What to work on
Pictures don't belong in the copy; print all the records exactly.
^^^^^^^^^^^^^^^^
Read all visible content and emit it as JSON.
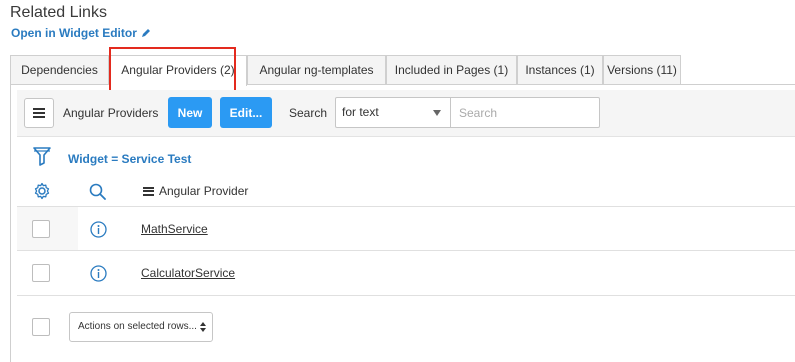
{
  "section": {
    "title": "Related Links",
    "widget_link": "Open in Widget Editor"
  },
  "tabs": [
    {
      "label": "Dependencies",
      "active": false
    },
    {
      "label": "Angular Providers (2)",
      "active": true
    },
    {
      "label": "Angular ng-templates",
      "active": false
    },
    {
      "label": "Included in Pages (1)",
      "active": false
    },
    {
      "label": "Instances (1)",
      "active": false
    },
    {
      "label": "Versions (11)",
      "active": false
    }
  ],
  "toolbar": {
    "list_title": "Angular Providers",
    "new_label": "New",
    "edit_label": "Edit...",
    "search_label": "Search",
    "search_field_selected": "for text",
    "search_placeholder": "Search"
  },
  "filter": {
    "text": "Widget = Service Test"
  },
  "table": {
    "column_header": "Angular Provider",
    "rows": [
      {
        "name": "MathService"
      },
      {
        "name": "CalculatorService"
      }
    ]
  },
  "footer": {
    "actions_label": "Actions on selected rows..."
  },
  "colors": {
    "accent": "#2b9af3",
    "link": "#2a7bc0",
    "highlight": "#e32a1e"
  },
  "icons": [
    "pencil-icon",
    "menu-icon",
    "caret-down-icon",
    "filter-icon",
    "gear-icon",
    "search-icon",
    "info-icon",
    "updown-icon"
  ]
}
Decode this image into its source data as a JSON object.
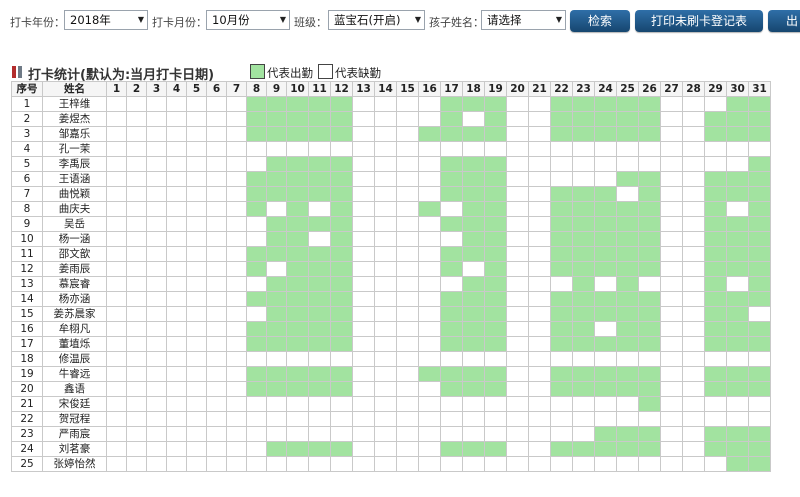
{
  "filters": {
    "year_label": "打卡年份：",
    "year_value": "2018年",
    "month_label": "打卡月份：",
    "month_value": "10月份",
    "class_label": "班级：",
    "class_value": "蓝宝石(开启)",
    "child_label": "孩子姓名：",
    "child_value": "请选择"
  },
  "buttons": {
    "search": "检索",
    "print": "打印未刷卡登记表",
    "export": "出"
  },
  "section": {
    "title": "打卡统计(默认为:当月打卡日期)",
    "legend_present": "代表出勤",
    "legend_absent": "代表缺勤"
  },
  "colors": {
    "present": "#a2e3a0",
    "absent": "#ffffff",
    "button": "#1f5a8e"
  },
  "table": {
    "col_index": "序号",
    "col_name": "姓名",
    "days": [
      1,
      2,
      3,
      4,
      5,
      6,
      7,
      8,
      9,
      10,
      11,
      12,
      13,
      14,
      15,
      16,
      17,
      18,
      19,
      20,
      21,
      22,
      23,
      24,
      25,
      26,
      27,
      28,
      29,
      30,
      31
    ],
    "rows": [
      {
        "no": 1,
        "name": "王梓维",
        "present": [
          8,
          9,
          10,
          11,
          12,
          17,
          18,
          19,
          22,
          23,
          24,
          25,
          26,
          30,
          31
        ]
      },
      {
        "no": 2,
        "name": "姜煜杰",
        "present": [
          8,
          9,
          10,
          11,
          12,
          17,
          19,
          22,
          23,
          24,
          25,
          26,
          29,
          30,
          31
        ]
      },
      {
        "no": 3,
        "name": "邹嘉乐",
        "present": [
          8,
          9,
          10,
          11,
          12,
          16,
          17,
          18,
          19,
          22,
          23,
          24,
          25,
          26,
          29,
          30,
          31
        ]
      },
      {
        "no": 4,
        "name": "孔一茉",
        "present": []
      },
      {
        "no": 5,
        "name": "李禹辰",
        "present": [
          9,
          10,
          11,
          12,
          17,
          18,
          19,
          31
        ]
      },
      {
        "no": 6,
        "name": "王语涵",
        "present": [
          8,
          9,
          10,
          11,
          12,
          17,
          18,
          19,
          25,
          26,
          29,
          30,
          31
        ]
      },
      {
        "no": 7,
        "name": "曲悦颖",
        "present": [
          8,
          9,
          10,
          11,
          12,
          17,
          18,
          19,
          22,
          23,
          24,
          26,
          29,
          30,
          31
        ]
      },
      {
        "no": 8,
        "name": "曲庆夫",
        "present": [
          8,
          10,
          12,
          16,
          18,
          19,
          22,
          23,
          24,
          25,
          26,
          29,
          31
        ]
      },
      {
        "no": 9,
        "name": "吴岳",
        "present": [
          9,
          10,
          11,
          12,
          17,
          18,
          19,
          22,
          23,
          24,
          25,
          26,
          29,
          30,
          31
        ]
      },
      {
        "no": 10,
        "name": "杨一涵",
        "present": [
          9,
          10,
          12,
          18,
          19,
          22,
          23,
          24,
          25,
          26,
          29,
          30,
          31
        ]
      },
      {
        "no": 11,
        "name": "邵文歆",
        "present": [
          8,
          9,
          10,
          11,
          12,
          17,
          18,
          19,
          22,
          23,
          24,
          25,
          26,
          29,
          30,
          31
        ]
      },
      {
        "no": 12,
        "name": "姜雨辰",
        "present": [
          8,
          10,
          11,
          12,
          17,
          19,
          22,
          23,
          24,
          25,
          26,
          29,
          30,
          31
        ]
      },
      {
        "no": 13,
        "name": "慕宸睿",
        "present": [
          9,
          10,
          11,
          12,
          18,
          19,
          23,
          25,
          29,
          31
        ]
      },
      {
        "no": 14,
        "name": "杨亦涵",
        "present": [
          8,
          9,
          10,
          11,
          12,
          17,
          18,
          19,
          22,
          23,
          24,
          25,
          26,
          29,
          30,
          31
        ]
      },
      {
        "no": 15,
        "name": "姜苏晨家",
        "present": [
          9,
          10,
          11,
          12,
          17,
          18,
          19,
          22,
          23,
          24,
          25,
          26,
          29,
          30
        ]
      },
      {
        "no": 16,
        "name": "牟栩凡",
        "present": [
          8,
          9,
          10,
          11,
          12,
          17,
          18,
          19,
          22,
          23,
          25,
          26,
          29,
          30,
          31
        ]
      },
      {
        "no": 17,
        "name": "董埴烁",
        "present": [
          8,
          9,
          10,
          11,
          12,
          17,
          18,
          19,
          22,
          23,
          24,
          25,
          26,
          29,
          30,
          31
        ]
      },
      {
        "no": 18,
        "name": "修温辰",
        "present": []
      },
      {
        "no": 19,
        "name": "牛睿远",
        "present": [
          8,
          9,
          10,
          11,
          12,
          16,
          17,
          18,
          19,
          22,
          23,
          24,
          25,
          26,
          29,
          30,
          31
        ]
      },
      {
        "no": 20,
        "name": "鑫语",
        "present": [
          8,
          9,
          10,
          11,
          12,
          17,
          18,
          19,
          22,
          23,
          24,
          25,
          26,
          29,
          30,
          31
        ]
      },
      {
        "no": 21,
        "name": "宋俊廷",
        "present": [
          26
        ]
      },
      {
        "no": 22,
        "name": "贺冠程",
        "present": []
      },
      {
        "no": 23,
        "name": "严雨宸",
        "present": [
          24,
          25,
          26,
          29,
          30,
          31
        ]
      },
      {
        "no": 24,
        "name": "刘茗豪",
        "present": [
          9,
          10,
          11,
          12,
          17,
          18,
          19,
          22,
          23,
          24,
          25,
          26,
          29,
          30,
          31
        ]
      },
      {
        "no": 25,
        "name": "张婷怡然",
        "present": [
          30,
          31
        ]
      }
    ]
  }
}
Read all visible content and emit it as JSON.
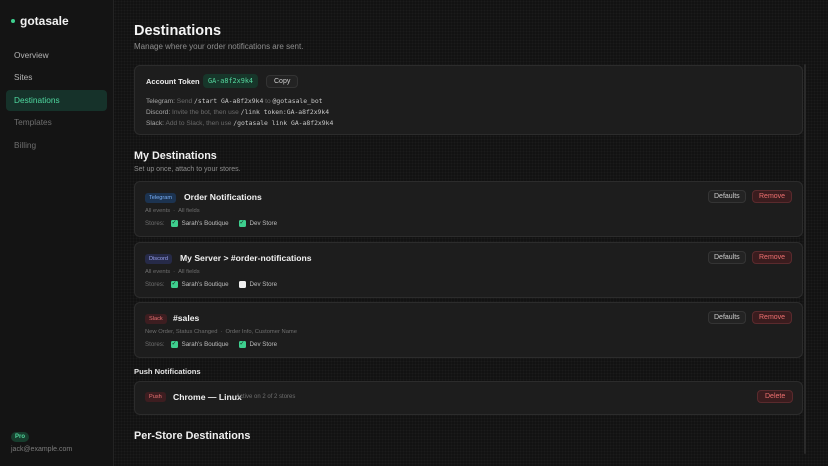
^^^^^^^^^^^^^^^^
Final result
Read all visible content and emit it as JSON.
{
  "section": {
    "title": "Related Links",
    "widget_link": "Open in Widget Editor"
  },
  "tabs": [
    {
      "label": "Dependencies",
      "active": false
    },
    {
      "label": "Angular Providers (2)",
      "active": true
    },
    {
      "label": "Angular ng-templates",
      "active": false
    },
    {
      "label": "Included in Pages (1)",
      "active": false
    },
    {
      "label": "Instances (1)",
      "active": false
    },
    {
      "label": "Versions (11)",
      "active": false
    }
  ],
  "toolbar": {
    "list_title": "Angular Providers",
    "new_label": "New",
    "edit_label": "Edit...",
    "search_label": "Search",
    "search_field_selected": "for text",
    "search_placeholder": "Search"
  },
  "filter": {
    "text": "Widget = Service Test"
  },
  "table": {
    "column_header": "Angular Provider",
    "rows": [
      {
        "name": "MathService"
      },
      {
        "name": "CalculatorService"
      }
    ]
  },
  "footer": {
    "actions_label": "Actions on selected rows..."
  },
  "colors": {
    "accent": "#2b9af3",
    "link": "#2a7bc0",
    "highlight": "#e32a1e"
  },
  "icons": [
    "pencil-icon",
    "menu-icon",
    "caret-down-icon",
    "filter-icon",
    "gear-icon",
    "search-icon",
    "info-icon",
    "updown-icon"
  ]
}
Decode this image into its source data as a JSON object.
{
  "filters": {
    "year_label": "打卡年份：",
    "year_value": "2018年",
    "month_label": "打卡月份：",
    "month_value": "10月份",
    "class_label": "班级：",
    "class_value": "蓝宝石(开启)",
    "child_label": "孩子姓名：",
    "child_value": "请选择"
  },
  "buttons": {
    "search": "检索",
    "print": "打印未刷卡登记表",
    "export": "出"
  },
  "section": {
    "title": "打卡统计(默认为:当月打卡日期)",
    "legend_present": "代表出勤",
    "legend_absent": "代表缺勤"
  },
  "colors": {
    "present": "#a2e3a0",
    "absent": "#ffffff",
    "button": "#1f5a8e"
  },
  "table": {
    "col_index": "序号",
    "col_name": "姓名",
    "days": [
      1,
      2,
      3,
      4,
      5,
      6,
      7,
      8,
      9,
      10,
      11,
      12,
      13,
      14,
      15,
      16,
      17,
      18,
      19,
      20,
      21,
      22,
      23,
      24,
      25,
      26,
      27,
      28,
      29,
      30,
      31
    ],
    "rows": [
      {
        "no": 1,
        "name": "王梓维",
        "present": [
          8,
          9,
          10,
          11,
          12,
          17,
          18,
          19,
          22,
          23,
          24,
          25,
          26,
          30,
          31
        ]
      },
      {
        "no": 2,
        "name": "姜煜杰",
        "present": [
          8,
          9,
          10,
          11,
          12,
          17,
          19,
          22,
          23,
          24,
          25,
          26,
          29,
          30,
          31
        ]
      },
      {
        "no": 3,
        "name": "邹嘉乐",
        "present": [
          8,
          9,
          10,
          11,
          12,
          16,
          17,
          18,
          19,
          22,
          23,
          24,
          25,
          26,
          29,
          30,
          31
        ]
      },
      {
        "no": 4,
        "name": "孔一茉",
        "present": []
      },
      {
        "no": 5,
        "name": "李禹辰",
        "present": [
          9,
          10,
          11,
          12,
          17,
          18,
          19,
          31
        ]
      },
      {
        "no": 6,
        "name": "王语涵",
        "present": [
          8,
          9,
          10,
          11,
          12,
          17,
          18,
          19,
          25,
          26,
          29,
          30,
          31
        ]
      },
      {
        "no": 7,
        "name": "曲悦颖",
        "present": [
          8,
          9,
          10,
          11,
          12,
          17,
          18,
          19,
          22,
          23,
          24,
          26,
          29,
          30,
          31
        ]
      },
      {
        "no": 8,
        "name": "曲庆夫",
        "present": [
          8,
          10,
          12,
          16,
          18,
          19,
          22,
          23,
          24,
          25,
          26,
          29,
          31
        ]
      },
      {
        "no": 9,
        "name": "吴岳",
        "present": [
          9,
          10,
          11,
          12,
          17,
          18,
          19,
          22,
          23,
          24,
          25,
          26,
          29,
          30,
          31
        ]
      },
      {
        "no": 10,
        "name": "杨一涵",
        "present": [
          9,
          10,
          12,
          18,
          19,
          22,
          23,
          24,
          25,
          26,
          29,
          30,
          31
        ]
      },
      {
        "no": 11,
        "name": "邵文歆",
        "present": [
          8,
          9,
          10,
          11,
          12,
          17,
          18,
          19,
          22,
          23,
          24,
          25,
          26,
          29,
          30,
          31
        ]
      },
      {
        "no": 12,
        "name": "姜雨辰",
        "present": [
          8,
          10,
          11,
          12,
          17,
          19,
          22,
          23,
          24,
          25,
          26,
          29,
          30,
          31
        ]
      },
      {
        "no": 13,
        "name": "慕宸睿",
        "present": [
          9,
          10,
          11,
          12,
          18,
          19,
          23,
          25,
          29,
          31
        ]
      },
      {
        "no": 14,
        "name": "杨亦涵",
        "present": [
          8,
          9,
          10,
          11,
          12,
          17,
          18,
          19,
          22,
          23,
          24,
          25,
          26,
          29,
          30,
          31
        ]
      },
      {
        "no": 15,
        "name": "姜苏晨家",
        "present": [
          9,
          10,
          11,
          12,
          17,
          18,
          19,
          22,
          23,
          24,
          25,
          26,
          29,
          30
        ]
      },
      {
        "no": 16,
        "name": "牟栩凡",
        "present": [
          8,
          9,
          10,
          11,
          12,
          17,
          18,
          19,
          22,
          23,
          25,
          26,
          29,
          30,
          31
        ]
      },
      {
        "no": 17,
        "name": "董埴烁",
        "present": [
          8,
          9,
          10,
          11,
          12,
          17,
          18,
          19,
          22,
          23,
          24,
          25,
          26,
          29,
          30,
          31
        ]
      },
      {
        "no": 18,
        "name": "修温辰",
        "present": []
      },
      {
        "no": 19,
        "name": "牛睿远",
        "present": [
          8,
          9,
          10,
          11,
          12,
          16,
          17,
          18,
          19,
          22,
          23,
          24,
          25,
          26,
          29,
          30,
          31
        ]
      },
      {
        "no": 20,
        "name": "鑫语",
        "present": [
          8,
          9,
          10,
          11,
          12,
          17,
          18,
          19,
          22,
          23,
          24,
          25,
          26,
          29,
          30,
          31
        ]
      },
      {
        "no": 21,
        "name": "宋俊廷",
        "present": [
          26
        ]
      },
      {
        "no": 22,
        "name": "贺冠程",
        "present": []
      },
      {
        "no": 23,
        "name": "严雨宸",
        "present": [
          24,
          25,
          26,
          29,
          30,
          31
        ]
      },
      {
        "no": 24,
        "name": "刘茗豪",
        "present": [
          9,
          10,
          11,
          12,
          17,
          18,
          19,
          22,
          23,
          24,
          25,
          26,
          29,
          30,
          31
        ]
      },
      {
        "no": 25,
        "name": "张婷怡然",
        "present": [
          30,
          31
        ]
      }
    ]
  }
}
Read all visible content and emit it as JSON.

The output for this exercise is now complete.